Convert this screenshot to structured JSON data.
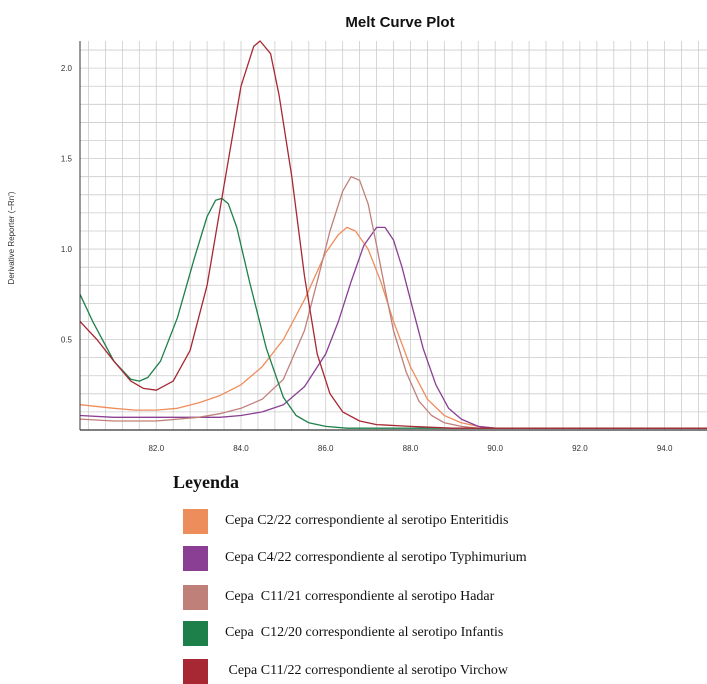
{
  "chart_data": {
    "type": "line",
    "title": "Melt Curve Plot",
    "ylabel": "Derivative Reporter (−Rn')",
    "xlabel": "",
    "xlim": [
      80.2,
      95.0
    ],
    "ylim": [
      0,
      2.15
    ],
    "xticks": [
      82.0,
      84.0,
      86.0,
      88.0,
      90.0,
      92.0,
      94.0
    ],
    "xtick_labels": [
      "82.0",
      "84.0",
      "86.0",
      "88.0",
      "90.0",
      "92.0",
      "94.0"
    ],
    "yticks": [
      0.5,
      1.0,
      1.5,
      2.0
    ],
    "ytick_labels": [
      "0.5",
      "1.0",
      "1.5",
      "2.0"
    ],
    "grid": true,
    "series": [
      {
        "name": "Cepa C2/22 correspondiente al serotipo Enteritidis",
        "color": "#ee8d5c",
        "x": [
          80.2,
          81.0,
          81.5,
          82.0,
          82.5,
          83.0,
          83.5,
          84.0,
          84.5,
          85.0,
          85.5,
          86.0,
          86.3,
          86.5,
          86.7,
          87.0,
          87.3,
          87.6,
          88.0,
          88.4,
          88.8,
          89.2,
          89.6,
          90.0,
          92.0,
          95.0
        ],
        "y": [
          0.14,
          0.12,
          0.11,
          0.11,
          0.12,
          0.15,
          0.19,
          0.25,
          0.35,
          0.5,
          0.72,
          0.98,
          1.08,
          1.12,
          1.1,
          1.0,
          0.82,
          0.6,
          0.35,
          0.17,
          0.08,
          0.04,
          0.02,
          0.01,
          0.01,
          0.01
        ]
      },
      {
        "name": "Cepa C4/22 correspondiente al serotipo Typhimurium",
        "color": "#8a3f94",
        "x": [
          80.2,
          81.0,
          82.0,
          83.0,
          83.5,
          84.0,
          84.5,
          85.0,
          85.5,
          86.0,
          86.3,
          86.6,
          86.9,
          87.2,
          87.4,
          87.6,
          87.8,
          88.0,
          88.3,
          88.6,
          88.9,
          89.2,
          89.6,
          90.0,
          92.0,
          95.0
        ],
        "y": [
          0.08,
          0.07,
          0.07,
          0.07,
          0.07,
          0.08,
          0.1,
          0.14,
          0.24,
          0.42,
          0.6,
          0.82,
          1.02,
          1.12,
          1.12,
          1.05,
          0.9,
          0.72,
          0.45,
          0.25,
          0.12,
          0.06,
          0.02,
          0.01,
          0.01,
          0.01
        ]
      },
      {
        "name": "Cepa C11/21 correspondiente al serotipo Hadar",
        "color": "#c0807a",
        "x": [
          80.2,
          81.0,
          82.0,
          83.0,
          83.5,
          84.0,
          84.5,
          85.0,
          85.5,
          85.8,
          86.1,
          86.4,
          86.6,
          86.8,
          87.0,
          87.2,
          87.4,
          87.6,
          87.9,
          88.2,
          88.5,
          88.8,
          89.2,
          89.6,
          90.0,
          92.0,
          95.0
        ],
        "y": [
          0.06,
          0.05,
          0.05,
          0.07,
          0.09,
          0.12,
          0.17,
          0.28,
          0.55,
          0.82,
          1.1,
          1.32,
          1.4,
          1.38,
          1.25,
          1.02,
          0.78,
          0.55,
          0.32,
          0.16,
          0.08,
          0.04,
          0.02,
          0.01,
          0.01,
          0.01,
          0.01
        ]
      },
      {
        "name": "Cepa C12/20 correspondiente al serotipo Infantis",
        "color": "#1d7f4a",
        "x": [
          80.2,
          80.5,
          81.0,
          81.4,
          81.6,
          81.8,
          82.1,
          82.5,
          82.9,
          83.2,
          83.4,
          83.55,
          83.7,
          83.9,
          84.2,
          84.6,
          85.0,
          85.3,
          85.6,
          86.0,
          86.5,
          87.0,
          88.0,
          90.0,
          92.0,
          95.0
        ],
        "y": [
          0.75,
          0.6,
          0.38,
          0.28,
          0.27,
          0.29,
          0.38,
          0.62,
          0.95,
          1.18,
          1.27,
          1.28,
          1.25,
          1.12,
          0.82,
          0.45,
          0.18,
          0.08,
          0.04,
          0.02,
          0.01,
          0.01,
          0.01,
          0.01,
          0.01,
          0.01
        ]
      },
      {
        "name": "Cepa C11/22 correspondiente al serotipo Virchow",
        "color": "#a72833",
        "x": [
          80.2,
          80.6,
          81.0,
          81.4,
          81.7,
          82.0,
          82.4,
          82.8,
          83.2,
          83.6,
          84.0,
          84.3,
          84.45,
          84.7,
          84.9,
          85.2,
          85.5,
          85.8,
          86.1,
          86.4,
          86.8,
          87.2,
          88.0,
          89.0,
          90.0,
          92.0,
          95.0
        ],
        "y": [
          0.6,
          0.5,
          0.38,
          0.27,
          0.23,
          0.22,
          0.27,
          0.44,
          0.8,
          1.35,
          1.9,
          2.12,
          2.15,
          2.08,
          1.85,
          1.4,
          0.85,
          0.42,
          0.2,
          0.1,
          0.05,
          0.03,
          0.02,
          0.01,
          0.01,
          0.01,
          0.01
        ]
      }
    ]
  },
  "legend": {
    "title": "Leyenda",
    "items": [
      {
        "label": "Cepa C2/22 correspondiente al serotipo Enteritidis",
        "color": "#ee8d5c"
      },
      {
        "label": "Cepa C4/22 correspondiente al serotipo Typhimurium",
        "color": "#8a3f94"
      },
      {
        "label": "Cepa  C11/21 correspondiente al serotipo Hadar",
        "color": "#c0807a"
      },
      {
        "label": "Cepa  C12/20 correspondiente al serotipo Infantis",
        "color": "#1d7f4a"
      },
      {
        "label": " Cepa C11/22 correspondiente al serotipo Virchow",
        "color": "#a72833"
      }
    ]
  }
}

_ _ _ _ _ _ _

# Written instruction
Print out the material word for word, omitting the pictures.

# Result for this exercise
Convert this screenshot to structured JSON data.
{
  "chart_data": {
    "type": "line",
    "title": "Melt Curve Plot",
    "ylabel": "Derivative Reporter (−Rn')",
    "xlabel": "",
    "xlim": [
      80.2,
      95.0
    ],
    "ylim": [
      0,
      2.15
    ],
    "xticks": [
      82.0,
      84.0,
      86.0,
      88.0,
      90.0,
      92.0,
      94.0
    ],
    "xtick_labels": [
      "82.0",
      "84.0",
      "86.0",
      "88.0",
      "90.0",
      "92.0",
      "94.0"
    ],
    "yticks": [
      0.5,
      1.0,
      1.5,
      2.0
    ],
    "ytick_labels": [
      "0.5",
      "1.0",
      "1.5",
      "2.0"
    ],
    "grid": true,
    "series": [
      {
        "name": "Cepa C2/22 correspondiente al serotipo Enteritidis",
        "color": "#ee8d5c",
        "x": [
          80.2,
          81.0,
          81.5,
          82.0,
          82.5,
          83.0,
          83.5,
          84.0,
          84.5,
          85.0,
          85.5,
          86.0,
          86.3,
          86.5,
          86.7,
          87.0,
          87.3,
          87.6,
          88.0,
          88.4,
          88.8,
          89.2,
          89.6,
          90.0,
          92.0,
          95.0
        ],
        "y": [
          0.14,
          0.12,
          0.11,
          0.11,
          0.12,
          0.15,
          0.19,
          0.25,
          0.35,
          0.5,
          0.72,
          0.98,
          1.08,
          1.12,
          1.1,
          1.0,
          0.82,
          0.6,
          0.35,
          0.17,
          0.08,
          0.04,
          0.02,
          0.01,
          0.01,
          0.01
        ]
      },
      {
        "name": "Cepa C4/22 correspondiente al serotipo Typhimurium",
        "color": "#8a3f94",
        "x": [
          80.2,
          81.0,
          82.0,
          83.0,
          83.5,
          84.0,
          84.5,
          85.0,
          85.5,
          86.0,
          86.3,
          86.6,
          86.9,
          87.2,
          87.4,
          87.6,
          87.8,
          88.0,
          88.3,
          88.6,
          88.9,
          89.2,
          89.6,
          90.0,
          92.0,
          95.0
        ],
        "y": [
          0.08,
          0.07,
          0.07,
          0.07,
          0.07,
          0.08,
          0.1,
          0.14,
          0.24,
          0.42,
          0.6,
          0.82,
          1.02,
          1.12,
          1.12,
          1.05,
          0.9,
          0.72,
          0.45,
          0.25,
          0.12,
          0.06,
          0.02,
          0.01,
          0.01,
          0.01
        ]
      },
      {
        "name": "Cepa C11/21 correspondiente al serotipo Hadar",
        "color": "#c0807a",
        "x": [
          80.2,
          81.0,
          82.0,
          83.0,
          83.5,
          84.0,
          84.5,
          85.0,
          85.5,
          85.8,
          86.1,
          86.4,
          86.6,
          86.8,
          87.0,
          87.2,
          87.4,
          87.6,
          87.9,
          88.2,
          88.5,
          88.8,
          89.2,
          89.6,
          90.0,
          92.0,
          95.0
        ],
        "y": [
          0.06,
          0.05,
          0.05,
          0.07,
          0.09,
          0.12,
          0.17,
          0.28,
          0.55,
          0.82,
          1.1,
          1.32,
          1.4,
          1.38,
          1.25,
          1.02,
          0.78,
          0.55,
          0.32,
          0.16,
          0.08,
          0.04,
          0.02,
          0.01,
          0.01,
          0.01,
          0.01
        ]
      },
      {
        "name": "Cepa C12/20 correspondiente al serotipo Infantis",
        "color": "#1d7f4a",
        "x": [
          80.2,
          80.5,
          81.0,
          81.4,
          81.6,
          81.8,
          82.1,
          82.5,
          82.9,
          83.2,
          83.4,
          83.55,
          83.7,
          83.9,
          84.2,
          84.6,
          85.0,
          85.3,
          85.6,
          86.0,
          86.5,
          87.0,
          88.0,
          90.0,
          92.0,
          95.0
        ],
        "y": [
          0.75,
          0.6,
          0.38,
          0.28,
          0.27,
          0.29,
          0.38,
          0.62,
          0.95,
          1.18,
          1.27,
          1.28,
          1.25,
          1.12,
          0.82,
          0.45,
          0.18,
          0.08,
          0.04,
          0.02,
          0.01,
          0.01,
          0.01,
          0.01,
          0.01,
          0.01
        ]
      },
      {
        "name": "Cepa C11/22 correspondiente al serotipo Virchow",
        "color": "#a72833",
        "x": [
          80.2,
          80.6,
          81.0,
          81.4,
          81.7,
          82.0,
          82.4,
          82.8,
          83.2,
          83.6,
          84.0,
          84.3,
          84.45,
          84.7,
          84.9,
          85.2,
          85.5,
          85.8,
          86.1,
          86.4,
          86.8,
          87.2,
          88.0,
          89.0,
          90.0,
          92.0,
          95.0
        ],
        "y": [
          0.6,
          0.5,
          0.38,
          0.27,
          0.23,
          0.22,
          0.27,
          0.44,
          0.8,
          1.35,
          1.9,
          2.12,
          2.15,
          2.08,
          1.85,
          1.4,
          0.85,
          0.42,
          0.2,
          0.1,
          0.05,
          0.03,
          0.02,
          0.01,
          0.01,
          0.01,
          0.01
        ]
      }
    ]
  },
  "legend": {
    "title": "Leyenda",
    "items": [
      {
        "label": "Cepa C2/22 correspondiente al serotipo Enteritidis",
        "color": "#ee8d5c"
      },
      {
        "label": "Cepa C4/22 correspondiente al serotipo Typhimurium",
        "color": "#8a3f94"
      },
      {
        "label": "Cepa  C11/21 correspondiente al serotipo Hadar",
        "color": "#c0807a"
      },
      {
        "label": "Cepa  C12/20 correspondiente al serotipo Infantis",
        "color": "#1d7f4a"
      },
      {
        "label": " Cepa C11/22 correspondiente al serotipo Virchow",
        "color": "#a72833"
      }
    ]
  }
}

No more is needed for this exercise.